EXERCISE TASK: Where a line of the material contains the string "skogmark", copy that line.

INFORMATION PROVIDED:
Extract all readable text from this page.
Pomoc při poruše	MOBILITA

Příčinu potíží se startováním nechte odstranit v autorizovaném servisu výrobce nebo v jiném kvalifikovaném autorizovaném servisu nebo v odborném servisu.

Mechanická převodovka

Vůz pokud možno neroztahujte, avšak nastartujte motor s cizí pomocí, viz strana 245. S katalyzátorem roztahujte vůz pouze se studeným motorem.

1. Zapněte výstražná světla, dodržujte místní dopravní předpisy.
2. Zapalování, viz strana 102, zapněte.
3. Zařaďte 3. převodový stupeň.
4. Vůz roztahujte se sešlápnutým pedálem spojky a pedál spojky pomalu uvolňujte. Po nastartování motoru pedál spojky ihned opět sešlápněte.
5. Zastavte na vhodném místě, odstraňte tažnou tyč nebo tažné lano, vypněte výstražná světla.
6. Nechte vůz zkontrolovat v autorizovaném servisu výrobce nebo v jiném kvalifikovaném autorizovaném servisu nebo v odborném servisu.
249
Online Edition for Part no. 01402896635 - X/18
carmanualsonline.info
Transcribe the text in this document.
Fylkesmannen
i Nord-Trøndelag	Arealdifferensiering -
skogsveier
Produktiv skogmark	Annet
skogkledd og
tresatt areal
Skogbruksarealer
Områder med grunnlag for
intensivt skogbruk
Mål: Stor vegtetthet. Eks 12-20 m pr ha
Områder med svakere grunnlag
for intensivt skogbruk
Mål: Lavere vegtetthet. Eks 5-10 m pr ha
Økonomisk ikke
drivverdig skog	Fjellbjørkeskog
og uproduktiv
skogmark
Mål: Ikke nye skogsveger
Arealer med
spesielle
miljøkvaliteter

RESPONSE TO THIS EXERCISE:
Produktiv skogmark	Annet
skogmark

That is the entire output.